= Written task =
Print all entries word for word.

= Dataset records =
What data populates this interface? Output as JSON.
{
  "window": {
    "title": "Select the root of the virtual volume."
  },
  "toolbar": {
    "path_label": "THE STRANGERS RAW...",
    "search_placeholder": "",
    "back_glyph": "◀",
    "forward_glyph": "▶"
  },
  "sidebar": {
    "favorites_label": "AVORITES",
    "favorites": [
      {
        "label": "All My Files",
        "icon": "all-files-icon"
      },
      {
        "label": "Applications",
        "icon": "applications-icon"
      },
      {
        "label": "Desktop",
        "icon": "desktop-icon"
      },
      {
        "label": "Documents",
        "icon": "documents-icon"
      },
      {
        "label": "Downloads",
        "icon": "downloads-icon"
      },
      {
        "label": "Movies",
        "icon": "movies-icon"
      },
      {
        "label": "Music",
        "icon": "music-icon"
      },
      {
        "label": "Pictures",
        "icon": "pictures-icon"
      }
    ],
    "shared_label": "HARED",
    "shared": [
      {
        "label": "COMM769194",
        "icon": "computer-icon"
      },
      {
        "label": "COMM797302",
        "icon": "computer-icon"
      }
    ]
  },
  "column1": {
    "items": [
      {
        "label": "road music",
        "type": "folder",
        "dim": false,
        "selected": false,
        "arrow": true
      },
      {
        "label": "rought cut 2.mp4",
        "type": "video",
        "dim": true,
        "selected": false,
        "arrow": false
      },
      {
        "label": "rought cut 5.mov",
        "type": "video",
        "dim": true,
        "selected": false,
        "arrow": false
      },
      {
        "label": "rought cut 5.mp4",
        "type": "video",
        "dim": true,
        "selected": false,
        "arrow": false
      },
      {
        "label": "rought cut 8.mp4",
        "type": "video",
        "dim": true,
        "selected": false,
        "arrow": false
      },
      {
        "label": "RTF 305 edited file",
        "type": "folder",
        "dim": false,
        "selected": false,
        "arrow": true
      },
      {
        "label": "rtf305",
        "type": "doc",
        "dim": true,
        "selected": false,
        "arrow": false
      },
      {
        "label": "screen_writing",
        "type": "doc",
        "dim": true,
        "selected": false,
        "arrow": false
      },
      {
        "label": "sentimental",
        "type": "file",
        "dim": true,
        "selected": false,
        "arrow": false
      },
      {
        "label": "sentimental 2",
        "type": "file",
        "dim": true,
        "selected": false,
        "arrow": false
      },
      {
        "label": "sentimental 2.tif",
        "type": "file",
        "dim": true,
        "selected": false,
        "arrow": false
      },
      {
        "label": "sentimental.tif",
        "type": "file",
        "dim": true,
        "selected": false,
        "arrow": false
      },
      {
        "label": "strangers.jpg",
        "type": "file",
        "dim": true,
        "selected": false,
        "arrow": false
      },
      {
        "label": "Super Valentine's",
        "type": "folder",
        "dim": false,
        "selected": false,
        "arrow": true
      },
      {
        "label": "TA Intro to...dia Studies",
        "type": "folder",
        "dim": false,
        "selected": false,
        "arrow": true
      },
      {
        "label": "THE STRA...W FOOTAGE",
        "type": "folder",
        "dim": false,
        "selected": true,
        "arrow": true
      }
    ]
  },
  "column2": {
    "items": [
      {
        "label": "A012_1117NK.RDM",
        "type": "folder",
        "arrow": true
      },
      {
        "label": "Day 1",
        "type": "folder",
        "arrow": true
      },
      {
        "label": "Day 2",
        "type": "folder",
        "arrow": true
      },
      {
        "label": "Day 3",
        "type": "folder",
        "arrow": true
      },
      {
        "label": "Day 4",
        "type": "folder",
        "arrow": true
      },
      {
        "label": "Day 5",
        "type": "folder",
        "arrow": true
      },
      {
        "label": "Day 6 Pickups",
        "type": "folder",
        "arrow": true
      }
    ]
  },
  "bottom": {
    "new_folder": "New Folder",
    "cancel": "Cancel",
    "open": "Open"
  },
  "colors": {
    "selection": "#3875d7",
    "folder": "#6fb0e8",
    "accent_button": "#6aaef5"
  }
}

= The solution =
What data populates this interface? Output as JSON.
{
  "window": {
    "title": "Select the root of the virtual volume."
  },
  "toolbar": {
    "path_label": "THE STRANGERS RAW...",
    "search_placeholder": "",
    "back_glyph": "◀",
    "forward_glyph": "▶"
  },
  "sidebar": {
    "favorites_label": "AVORITES",
    "favorites": [
      {
        "label": "All My Files",
        "icon": "all-files-icon"
      },
      {
        "label": "Applications",
        "icon": "applications-icon"
      },
      {
        "label": "Desktop",
        "icon": "desktop-icon"
      },
      {
        "label": "Documents",
        "icon": "documents-icon"
      },
      {
        "label": "Downloads",
        "icon": "downloads-icon"
      },
      {
        "label": "Movies",
        "icon": "movies-icon"
      },
      {
        "label": "Music",
        "icon": "music-icon"
      },
      {
        "label": "Pictures",
        "icon": "pictures-icon"
      }
    ],
    "shared_label": "HARED",
    "shared": [
      {
        "label": "COMM769194",
        "icon": "computer-icon"
      },
      {
        "label": "COMM797302",
        "icon": "computer-icon"
      }
    ]
  },
  "column1": {
    "items": [
      {
        "label": "road music",
        "type": "folder",
        "dim": false,
        "selected": false,
        "arrow": true
      },
      {
        "label": "rought cut 2.mp4",
        "type": "video",
        "dim": true,
        "selected": false,
        "arrow": false
      },
      {
        "label": "rought cut 5.mov",
        "type": "video",
        "dim": true,
        "selected": false,
        "arrow": false
      },
      {
        "label": "rought cut 5.mp4",
        "type": "video",
        "dim": true,
        "selected": false,
        "arrow": false
      },
      {
        "label": "rought cut 8.mp4",
        "type": "video",
        "dim": true,
        "selected": false,
        "arrow": false
      },
      {
        "label": "RTF 305 edited file",
        "type": "folder",
        "dim": false,
        "selected": false,
        "arrow": true
      },
      {
        "label": "rtf305",
        "type": "doc",
        "dim": true,
        "selected": false,
        "arrow": false
      },
      {
        "label": "screen_writing",
        "type": "doc",
        "dim": true,
        "selected": false,
        "arrow": false
      },
      {
        "label": "sentimental",
        "type": "file",
        "dim": true,
        "selected": false,
        "arrow": false
      },
      {
        "label": "sentimental 2",
        "type": "file",
        "dim": true,
        "selected": false,
        "arrow": false
      },
      {
        "label": "sentimental 2.tif",
        "type": "file",
        "dim": true,
        "selected": false,
        "arrow": false
      },
      {
        "label": "sentimental.tif",
        "type": "file",
        "dim": true,
        "selected": false,
        "arrow": false
      },
      {
        "label": "strangers.jpg",
        "type": "file",
        "dim": true,
        "selected": false,
        "arrow": false
      },
      {
        "label": "Super Valentine's",
        "type": "folder",
        "dim": false,
        "selected": false,
        "arrow": true
      },
      {
        "label": "TA Intro to...dia Studies",
        "type": "folder",
        "dim": false,
        "selected": false,
        "arrow": true
      },
      {
        "label": "THE STRA...W FOOTAGE",
        "type": "folder",
        "dim": false,
        "selected": true,
        "arrow": true
      }
    ]
  },
  "column2": {
    "items": [
      {
        "label": "A012_1117NK.RDM",
        "type": "folder",
        "arrow": true
      },
      {
        "label": "Day 1",
        "type": "folder",
        "arrow": true
      },
      {
        "label": "Day 2",
        "type": "folder",
        "arrow": true
      },
      {
        "label": "Day 3",
        "type": "folder",
        "arrow": true
      },
      {
        "label": "Day 4",
        "type": "folder",
        "arrow": true
      },
      {
        "label": "Day 5",
        "type": "folder",
        "arrow": true
      },
      {
        "label": "Day 6 Pickups",
        "type": "folder",
        "arrow": true
      }
    ]
  },
  "bottom": {
    "new_folder": "New Folder",
    "cancel": "Cancel",
    "open": "Open"
  },
  "colors": {
    "selection": "#3875d7",
    "folder": "#6fb0e8",
    "accent_button": "#6aaef5"
  }
}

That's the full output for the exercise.